** WORK REQUIRED **
Retype every line from the one containing "OCR this image." through the last line of the records below, both included; leave out the pictures.

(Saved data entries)
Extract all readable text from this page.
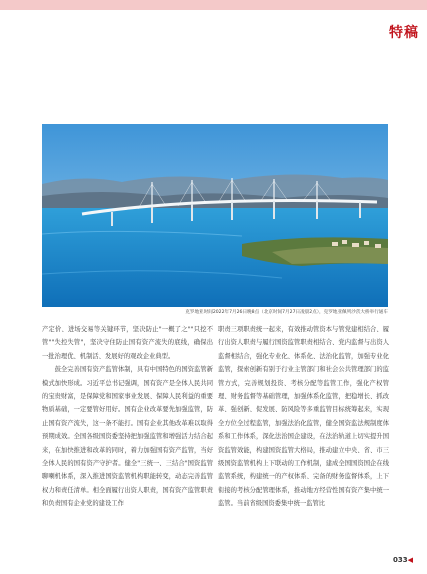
特稿
克罗地亚时间2022年7月26日晚8点（北京时间7月27日凌晨2点），克罗地亚佩列沙茨大桥举行通车

产定价、进场交易等关键环节，坚决防止"一概了之""只挖不管""失控失管"，坚决守住防止国有资产流失的底线，确保出一批治理优、机制活、发展好的观改企业典型。

鼓全完善国有资产监管体制，具有中国特色的国资监管新模式加快形成。习近平总书记强调，国有资产是全体人民共同的宝贵财富，是保障党和国家事业发展、保障人民利益的重要物质基础，一定要管好用好。国有企业改革要先加强监管，防止国有资产流失，这一条不能打。国有企业其他改革难以取得预期成效。全国各级国资委坚持把加强监管和增强活力结合起来，在加快推进和改革的同时，着力加强国有资产监管，当好全体人民的国有资产守护者。健全"三统一、三结合"国资监管聊喇机体系，深入推进国资监管机构职能转变，动态完善监管权力和责任清单。相全面履行出资人职责，国有资产监管职责和负责国有企业党的建设工作

职责三项职责统一起来，有效推动管资本与管党建相结合、履行出资人职责与履行国资监管职责相结合、党内监督与出资人监督相结合，强化专业化、体系化、法治化监管，加强专业化监管，探索创新有别于行业主管部门和社会公共管理部门的监管方式，完善规划投资、考核分配等监管工作，强化产权管理、财务监督等基础管理，加强体系化监管，把稳增长、抓改革、强创新、促发展、防风险等多重监管目标统筹起来，实现全方位全过程监管，加强法治化监管，健全国资监法规制度体系和工作体系，深化法治国企建设，在法治轨道上切实提升国资监管效能，构建国资监管大格局，推动建立中央、省、市三级国资监管机构上下联动的工作机制，建成全国国资国企在线监管系统，构建统一的产权体系、完备的财务监督体系，上下衔接的考核分配管理体系，推动地方经营性国有资产集中统一监管。当前省级国资委集中统一监管比

033◀
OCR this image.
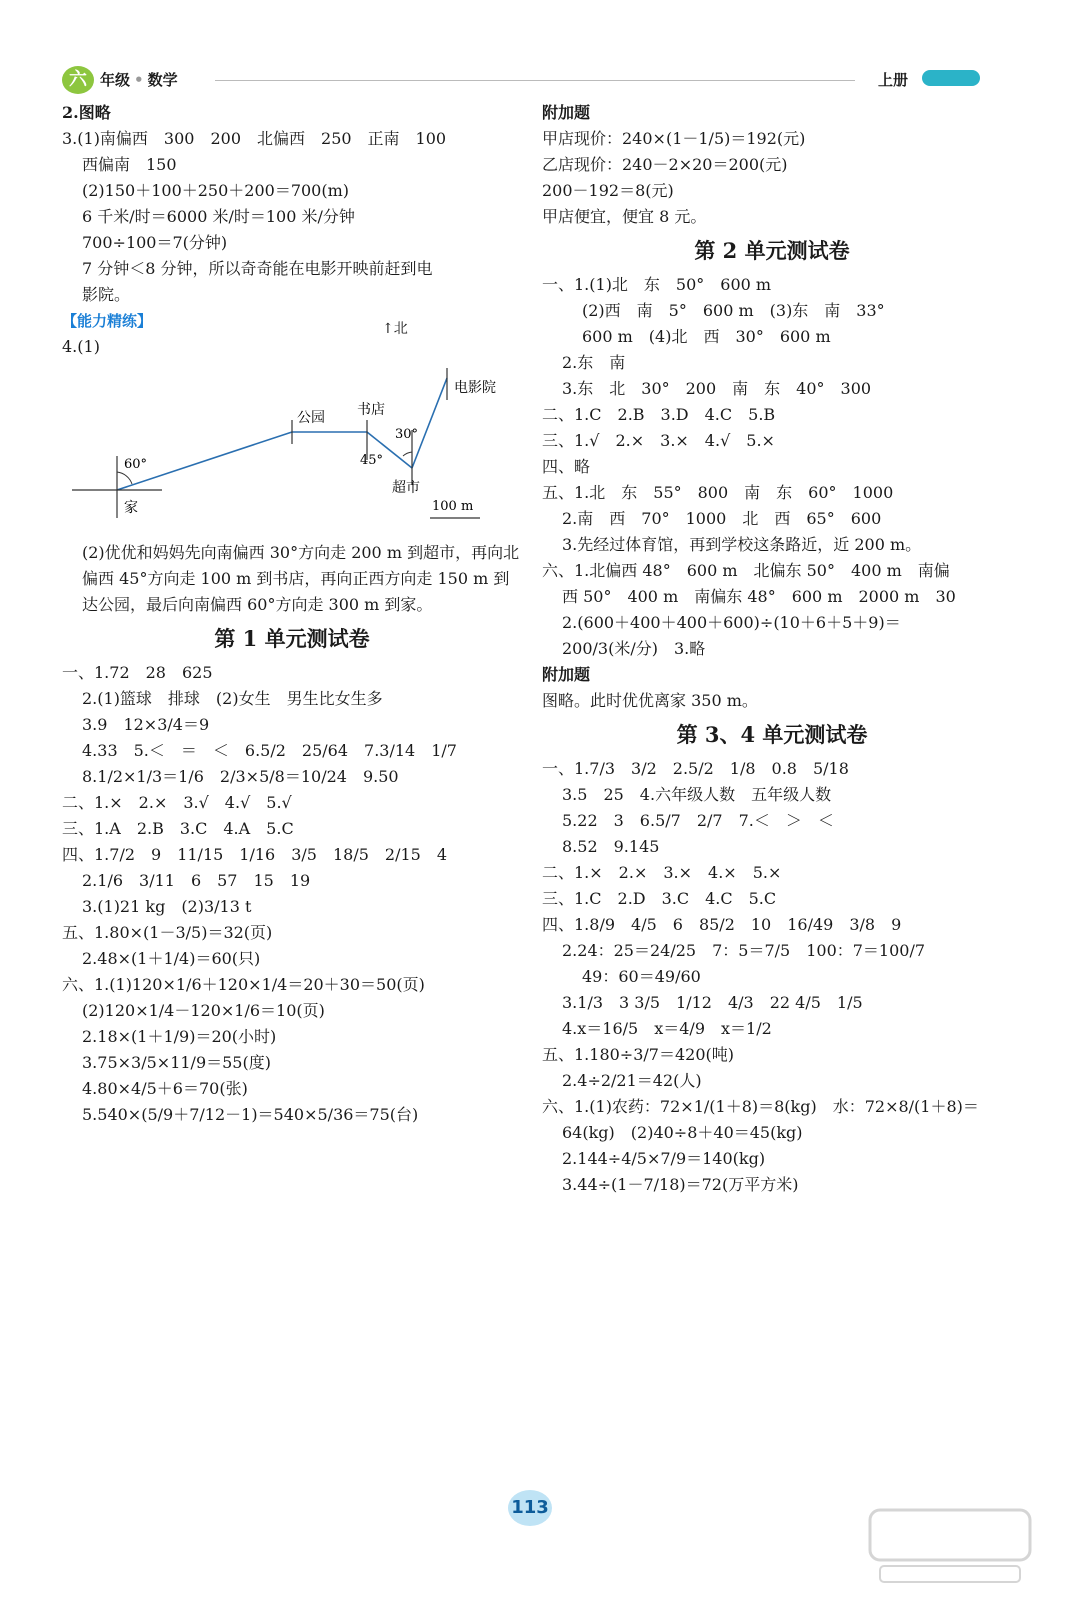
六 年级 • 数学	上册
2.图略
3.(1)南偏西　300　200　北偏西　250　正南　100
西偏南　150
(2)150＋100＋250＋200＝700(m)
6 千米/时＝6000 米/时＝100 米/分钟
700÷100＝7(分钟)
7 分钟＜8 分钟，所以奇奇能在电影开映前赶到电
影院。
【能力精练】
4.(1)
60°
家
公园 书店
30°
45°
超市
100 m
电影院
↑北
(2)优优和妈妈先向南偏西 30°方向走 200 m 到超市，再向北偏西 45°方向走 100 m 到书店，再向正西方向走 150 m 到达公园，最后向南偏西 60°方向走 300 m 到家。
第 1 单元测试卷
一、1.72　28　625
2.(1)篮球　排球　(2)女生　男生比女生多
3.9　12×3/4＝9
4.33　5.＜　＝　＜　6.5/2　25/64　7.3/14　1/7
8.1/2×1/3＝1/6　2/3×5/8＝10/24　9.50
二、1.×　2.×　3.√　4.√　5.√
三、1.A　2.B　3.C　4.A　5.C
四、1.7/2　9　11/15　1/16　3/5　18/5　2/15　4
2.1/6　3/11　6　57　15　19
3.(1)21 kg　(2)3/13 t
五、1.80×(1－3/5)＝32(页)
2.48×(1＋1/4)＝60(只)
六、1.(1)120×1/6＋120×1/4＝20＋30＝50(页)
(2)120×1/4－120×1/6＝10(页)
2.18×(1＋1/9)＝20(小时)
3.75×3/5×11/9＝55(度)
4.80×4/5＋6＝70(张)
5.540×(5/9＋7/12－1)＝540×5/36＝75(台)
附加题
甲店现价：240×(1－1/5)＝192(元)
乙店现价：240－2×20＝200(元)
200－192＝8(元)
甲店便宜，便宜 8 元。
第 2 单元测试卷
一、1.(1)北　东　50°　600 m
(2)西　南　5°　600 m　(3)东　南　33°
600 m　(4)北　西　30°　600 m
2.东　南
3.东　北　30°　200　南　东　40°　300
二、1.C　2.B　3.D　4.C　5.B
三、1.√　2.×　3.×　4.√　5.×
四、略
五、1.北　东　55°　800　南　东　60°　1000
2.南　西　70°　1000　北　西　65°　600
3.先经过体育馆，再到学校这条路近，近 200 m。
六、1.北偏西 48°　600 m　北偏东 50°　400 m　南偏
西 50°　400 m　南偏东 48°　600 m　2000 m　30
2.(600＋400＋400＋600)÷(10＋6＋5＋9)＝
200/3(米/分)　3.略
附加题
图略。此时优优离家 350 m。
第 3、4 单元测试卷
一、1.7/3　3/2　2.5/2　1/8　0.8　5/18
3.5　25　4.六年级人数　五年级人数
5.22　3　6.5/7　2/7　7.＜　＞　＜
8.52　9.145
二、1.×　2.×　3.×　4.×　5.×
三、1.C　2.D　3.C　4.C　5.C
四、1.8/9　4/5　6　85/2　10　16/49　3/8　9
2.24：25＝24/25　7：5＝7/5　100：7＝100/7
49：60＝49/60
3.1/3　3 3/5　1/12　4/3　22 4/5　1/5
4.x＝16/5　x＝4/9　x＝1/2
五、1.180÷3/7＝420(吨)
2.4÷2/21＝42(人)
六、1.(1)农药：72×1/(1＋8)＝8(kg)　水：72×8/(1＋8)＝
64(kg)　(2)40÷8＋40＝45(kg)
2.144÷4/5×7/9＝140(kg)
3.44÷(1－7/18)＝72(万平方米)
113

** TASK RESPONSE **
OCR this image.
六 年级 • 数学	上册
2.图略
3.(1)南偏西　300　200　北偏西　250　正南　100
西偏南　150
(2)150＋100＋250＋200＝700(m)
6 千米/时＝6000 米/时＝100 米/分钟
700÷100＝7(分钟)
7 分钟＜8 分钟，所以奇奇能在电影开映前赶到电
影院。
【能力精练】
4.(1)
60°
家
公园 书店
30°
45°
超市
100 m
电影院
↑北
(2)优优和妈妈先向南偏西 30°方向走 200 m 到超市，再向北偏西 45°方向走 100 m 到书店，再向正西方向走 150 m 到达公园，最后向南偏西 60°方向走 300 m 到家。
第 1 单元测试卷
一、1.72　28　625
2.(1)篮球　排球　(2)女生　男生比女生多
3.9　12×3/4＝9
4.33　5.＜　＝　＜　6.5/2　25/64　7.3/14　1/7
8.1/2×1/3＝1/6　2/3×5/8＝10/24　9.50
二、1.×　2.×　3.√　4.√　5.√
三、1.A　2.B　3.C　4.A　5.C
四、1.7/2　9　11/15　1/16　3/5　18/5　2/15　4
2.1/6　3/11　6　57　15　19
3.(1)21 kg　(2)3/13 t
五、1.80×(1－3/5)＝32(页)
2.48×(1＋1/4)＝60(只)
六、1.(1)120×1/6＋120×1/4＝20＋30＝50(页)
(2)120×1/4－120×1/6＝10(页)
2.18×(1＋1/9)＝20(小时)
3.75×3/5×11/9＝55(度)
4.80×4/5＋6＝70(张)
5.540×(5/9＋7/12－1)＝540×5/36＝75(台)
附加题
甲店现价：240×(1－1/5)＝192(元)
乙店现价：240－2×20＝200(元)
200－192＝8(元)
甲店便宜，便宜 8 元。
第 2 单元测试卷
一、1.(1)北　东　50°　600 m
(2)西　南　5°　600 m　(3)东　南　33°
600 m　(4)北　西　30°　600 m
2.东　南
3.东　北　30°　200　南　东　40°　300
二、1.C　2.B　3.D　4.C　5.B
三、1.√　2.×　3.×　4.√　5.×
四、略
五、1.北　东　55°　800　南　东　60°　1000
2.南　西　70°　1000　北　西　65°　600
3.先经过体育馆，再到学校这条路近，近 200 m。
六、1.北偏西 48°　600 m　北偏东 50°　400 m　南偏
西 50°　400 m　南偏东 48°　600 m　2000 m　30
2.(600＋400＋400＋600)÷(10＋6＋5＋9)＝
200/3(米/分)　3.略
附加题
图略。此时优优离家 350 m。
第 3、4 单元测试卷
一、1.7/3　3/2　2.5/2　1/8　0.8　5/18
3.5　25　4.六年级人数　五年级人数
5.22　3　6.5/7　2/7　7.＜　＞　＜
8.52　9.145
二、1.×　2.×　3.×　4.×　5.×
三、1.C　2.D　3.C　4.C　5.C
四、1.8/9　4/5　6　85/2　10　16/49　3/8　9
2.24：25＝24/25　7：5＝7/5　100：7＝100/7
49：60＝49/60
3.1/3　3 3/5　1/12　4/3　22 4/5　1/5
4.x＝16/5　x＝4/9　x＝1/2
五、1.180÷3/7＝420(吨)
2.4÷2/21＝42(人)
六、1.(1)农药：72×1/(1＋8)＝8(kg)　水：72×8/(1＋8)＝
64(kg)　(2)40÷8＋40＝45(kg)
2.144÷4/5×7/9＝140(kg)
3.44÷(1－7/18)＝72(万平方米)
113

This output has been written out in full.